■ Given task:
Return all of the entries exactly as written.

── Rows ──

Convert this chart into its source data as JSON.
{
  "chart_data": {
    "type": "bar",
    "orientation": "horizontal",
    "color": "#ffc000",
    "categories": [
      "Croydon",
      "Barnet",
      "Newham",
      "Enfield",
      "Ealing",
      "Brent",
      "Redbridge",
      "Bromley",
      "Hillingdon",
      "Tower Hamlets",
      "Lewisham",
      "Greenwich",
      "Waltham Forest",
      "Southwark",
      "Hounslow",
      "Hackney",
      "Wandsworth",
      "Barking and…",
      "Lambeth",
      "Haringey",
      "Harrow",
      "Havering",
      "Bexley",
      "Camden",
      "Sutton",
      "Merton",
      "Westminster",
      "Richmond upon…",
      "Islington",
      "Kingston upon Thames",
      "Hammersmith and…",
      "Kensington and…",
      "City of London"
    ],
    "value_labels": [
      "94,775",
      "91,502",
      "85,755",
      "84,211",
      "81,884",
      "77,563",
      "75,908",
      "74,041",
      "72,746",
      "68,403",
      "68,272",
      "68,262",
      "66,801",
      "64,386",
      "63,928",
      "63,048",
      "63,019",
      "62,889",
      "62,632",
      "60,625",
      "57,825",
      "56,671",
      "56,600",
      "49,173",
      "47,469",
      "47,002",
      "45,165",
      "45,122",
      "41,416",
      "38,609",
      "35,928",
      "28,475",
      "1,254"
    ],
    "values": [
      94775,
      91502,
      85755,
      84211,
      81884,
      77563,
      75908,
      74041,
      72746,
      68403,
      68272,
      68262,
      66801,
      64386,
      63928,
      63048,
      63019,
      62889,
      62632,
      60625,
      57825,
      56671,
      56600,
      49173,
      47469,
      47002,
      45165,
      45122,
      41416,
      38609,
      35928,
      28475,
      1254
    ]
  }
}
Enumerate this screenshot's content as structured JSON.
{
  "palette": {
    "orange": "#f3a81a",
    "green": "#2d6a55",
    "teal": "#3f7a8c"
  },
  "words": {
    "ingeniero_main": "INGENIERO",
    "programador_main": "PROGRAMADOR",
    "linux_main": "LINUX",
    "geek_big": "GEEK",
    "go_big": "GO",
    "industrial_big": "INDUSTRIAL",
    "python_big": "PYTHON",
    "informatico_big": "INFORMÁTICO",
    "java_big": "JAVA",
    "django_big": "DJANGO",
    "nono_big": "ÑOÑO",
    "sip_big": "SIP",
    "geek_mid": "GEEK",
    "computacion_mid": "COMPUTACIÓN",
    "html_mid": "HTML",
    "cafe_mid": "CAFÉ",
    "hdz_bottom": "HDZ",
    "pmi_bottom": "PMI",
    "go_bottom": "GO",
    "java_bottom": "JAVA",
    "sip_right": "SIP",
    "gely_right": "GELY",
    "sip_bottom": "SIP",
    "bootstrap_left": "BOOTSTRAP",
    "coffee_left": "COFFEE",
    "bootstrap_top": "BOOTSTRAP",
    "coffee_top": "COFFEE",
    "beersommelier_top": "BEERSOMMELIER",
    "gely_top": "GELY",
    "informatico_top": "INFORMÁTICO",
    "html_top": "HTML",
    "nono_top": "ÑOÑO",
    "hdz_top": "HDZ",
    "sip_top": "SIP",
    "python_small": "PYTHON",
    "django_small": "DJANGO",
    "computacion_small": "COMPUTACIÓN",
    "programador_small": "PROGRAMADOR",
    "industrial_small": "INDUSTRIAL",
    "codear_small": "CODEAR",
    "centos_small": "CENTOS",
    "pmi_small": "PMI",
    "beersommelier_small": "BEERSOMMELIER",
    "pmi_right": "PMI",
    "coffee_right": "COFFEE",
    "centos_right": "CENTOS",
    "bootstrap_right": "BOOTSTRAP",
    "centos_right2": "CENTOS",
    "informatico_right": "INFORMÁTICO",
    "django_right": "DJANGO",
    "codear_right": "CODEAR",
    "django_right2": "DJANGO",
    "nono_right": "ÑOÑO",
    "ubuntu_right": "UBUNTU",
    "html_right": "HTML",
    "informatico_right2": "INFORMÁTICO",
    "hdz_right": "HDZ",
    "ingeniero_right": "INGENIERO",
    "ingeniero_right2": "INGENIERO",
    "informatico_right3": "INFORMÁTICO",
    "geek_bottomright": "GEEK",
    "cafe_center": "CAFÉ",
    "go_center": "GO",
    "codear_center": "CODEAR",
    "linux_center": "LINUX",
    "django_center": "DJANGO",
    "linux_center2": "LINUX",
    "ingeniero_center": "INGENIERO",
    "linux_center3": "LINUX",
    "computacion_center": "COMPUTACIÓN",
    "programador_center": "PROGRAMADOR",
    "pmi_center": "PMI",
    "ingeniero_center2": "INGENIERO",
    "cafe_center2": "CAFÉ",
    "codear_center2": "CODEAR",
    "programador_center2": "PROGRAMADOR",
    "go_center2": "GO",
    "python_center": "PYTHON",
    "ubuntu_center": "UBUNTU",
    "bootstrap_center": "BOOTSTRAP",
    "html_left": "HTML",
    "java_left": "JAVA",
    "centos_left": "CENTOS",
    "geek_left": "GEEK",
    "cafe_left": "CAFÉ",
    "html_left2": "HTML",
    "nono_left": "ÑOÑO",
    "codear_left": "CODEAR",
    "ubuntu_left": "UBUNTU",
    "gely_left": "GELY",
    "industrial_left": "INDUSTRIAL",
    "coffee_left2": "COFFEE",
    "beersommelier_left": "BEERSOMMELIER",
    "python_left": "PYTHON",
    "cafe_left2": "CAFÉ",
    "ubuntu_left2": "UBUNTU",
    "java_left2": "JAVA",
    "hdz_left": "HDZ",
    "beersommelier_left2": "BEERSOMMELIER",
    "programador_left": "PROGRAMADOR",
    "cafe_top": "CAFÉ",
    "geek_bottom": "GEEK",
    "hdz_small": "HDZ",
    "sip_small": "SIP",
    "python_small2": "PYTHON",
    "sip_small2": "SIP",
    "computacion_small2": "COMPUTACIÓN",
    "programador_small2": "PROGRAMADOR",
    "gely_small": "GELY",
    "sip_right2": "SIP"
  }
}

───

■ Right answer:
Convert this chart into its source data as JSON.
{
  "chart_data": {
    "type": "bar",
    "orientation": "horizontal",
    "color": "#ffc000",
    "categories": [
      "Croydon",
      "Barnet",
      "Newham",
      "Enfield",
      "Ealing",
      "Brent",
      "Redbridge",
      "Bromley",
      "Hillingdon",
      "Tower Hamlets",
      "Lewisham",
      "Greenwich",
      "Waltham Forest",
      "Southwark",
      "Hounslow",
      "Hackney",
      "Wandsworth",
      "Barking and…",
      "Lambeth",
      "Haringey",
      "Harrow",
      "Havering",
      "Bexley",
      "Camden",
      "Sutton",
      "Merton",
      "Westminster",
      "Richmond upon…",
      "Islington",
      "Kingston upon Thames",
      "Hammersmith and…",
      "Kensington and…",
      "City of London"
    ],
    "value_labels": [
      "94,775",
      "91,502",
      "85,755",
      "84,211",
      "81,884",
      "77,563",
      "75,908",
      "74,041",
      "72,746",
      "68,403",
      "68,272",
      "68,262",
      "66,801",
      "64,386",
      "63,928",
      "63,048",
      "63,019",
      "62,889",
      "62,632",
      "60,625",
      "57,825",
      "56,671",
      "56,600",
      "49,173",
      "47,469",
      "47,002",
      "45,165",
      "45,122",
      "41,416",
      "38,609",
      "35,928",
      "28,475",
      "1,254"
    ],
    "values": [
      94775,
      91502,
      85755,
      84211,
      81884,
      77563,
      75908,
      74041,
      72746,
      68403,
      68272,
      68262,
      66801,
      64386,
      63928,
      63048,
      63019,
      62889,
      62632,
      60625,
      57825,
      56671,
      56600,
      49173,
      47469,
      47002,
      45165,
      45122,
      41416,
      38609,
      35928,
      28475,
      1254
    ]
  }
}
Enumerate this screenshot's content as structured JSON.
{
  "palette": {
    "orange": "#f3a81a",
    "green": "#2d6a55",
    "teal": "#3f7a8c"
  },
  "words": {
    "ingeniero_main": "INGENIERO",
    "programador_main": "PROGRAMADOR",
    "linux_main": "LINUX",
    "geek_big": "GEEK",
    "go_big": "GO",
    "industrial_big": "INDUSTRIAL",
    "python_big": "PYTHON",
    "informatico_big": "INFORMÁTICO",
    "java_big": "JAVA",
    "django_big": "DJANGO",
    "nono_big": "ÑOÑO",
    "sip_big": "SIP",
    "geek_mid": "GEEK",
    "computacion_mid": "COMPUTACIÓN",
    "html_mid": "HTML",
    "cafe_mid": "CAFÉ",
    "hdz_bottom": "HDZ",
    "pmi_bottom": "PMI",
    "go_bottom": "GO",
    "java_bottom": "JAVA",
    "sip_right": "SIP",
    "gely_right": "GELY",
    "sip_bottom": "SIP",
    "bootstrap_left": "BOOTSTRAP",
    "coffee_left": "COFFEE",
    "bootstrap_top": "BOOTSTRAP",
    "coffee_top": "COFFEE",
    "beersommelier_top": "BEERSOMMELIER",
    "gely_top": "GELY",
    "informatico_top": "INFORMÁTICO",
    "html_top": "HTML",
    "nono_top": "ÑOÑO",
    "hdz_top": "HDZ",
    "sip_top": "SIP",
    "python_small": "PYTHON",
    "django_small": "DJANGO",
    "computacion_small": "COMPUTACIÓN",
    "programador_small": "PROGRAMADOR",
    "industrial_small": "INDUSTRIAL",
    "codear_small": "CODEAR",
    "centos_small": "CENTOS",
    "pmi_small": "PMI",
    "beersommelier_small": "BEERSOMMELIER",
    "pmi_right": "PMI",
    "coffee_right": "COFFEE",
    "centos_right": "CENTOS",
    "bootstrap_right": "BOOTSTRAP",
    "centos_right2": "CENTOS",
    "informatico_right": "INFORMÁTICO",
    "django_right": "DJANGO",
    "codear_right": "CODEAR",
    "django_right2": "DJANGO",
    "nono_right": "ÑOÑO",
    "ubuntu_right": "UBUNTU",
    "html_right": "HTML",
    "informatico_right2": "INFORMÁTICO",
    "hdz_right": "HDZ",
    "ingeniero_right": "INGENIERO",
    "ingeniero_right2": "INGENIERO",
    "informatico_right3": "INFORMÁTICO",
    "geek_bottomright": "GEEK",
    "cafe_center": "CAFÉ",
    "go_center": "GO",
    "codear_center": "CODEAR",
    "linux_center": "LINUX",
    "django_center": "DJANGO",
    "linux_center2": "LINUX",
    "ingeniero_center": "INGENIERO",
    "linux_center3": "LINUX",
    "computacion_center": "COMPUTACIÓN",
    "programador_center": "PROGRAMADOR",
    "pmi_center": "PMI",
    "ingeniero_center2": "INGENIERO",
    "cafe_center2": "CAFÉ",
    "codear_center2": "CODEAR",
    "programador_center2": "PROGRAMADOR",
    "go_center2": "GO",
    "python_center": "PYTHON",
    "ubuntu_center": "UBUNTU",
    "bootstrap_center": "BOOTSTRAP",
    "html_left": "HTML",
    "java_left": "JAVA",
    "centos_left": "CENTOS",
    "geek_left": "GEEK",
    "cafe_left": "CAFÉ",
    "html_left2": "HTML",
    "nono_left": "ÑOÑO",
    "codear_left": "CODEAR",
    "ubuntu_left": "UBUNTU",
    "gely_left": "GELY",
    "industrial_left": "INDUSTRIAL",
    "coffee_left2": "COFFEE",
    "beersommelier_left": "BEERSOMMELIER",
    "python_left": "PYTHON",
    "cafe_left2": "CAFÉ",
    "ubuntu_left2": "UBUNTU",
    "java_left2": "JAVA",
    "hdz_left": "HDZ",
    "beersommelier_left2": "BEERSOMMELIER",
    "programador_left": "PROGRAMADOR",
    "cafe_top": "CAFÉ",
    "geek_bottom": "GEEK",
    "hdz_small": "HDZ",
    "sip_small": "SIP",
    "python_small2": "PYTHON",
    "sip_small2": "SIP",
    "computacion_small2": "COMPUTACIÓN",
    "programador_small2": "PROGRAMADOR",
    "gely_small": "GELY",
    "sip_right2": "SIP"
  }
}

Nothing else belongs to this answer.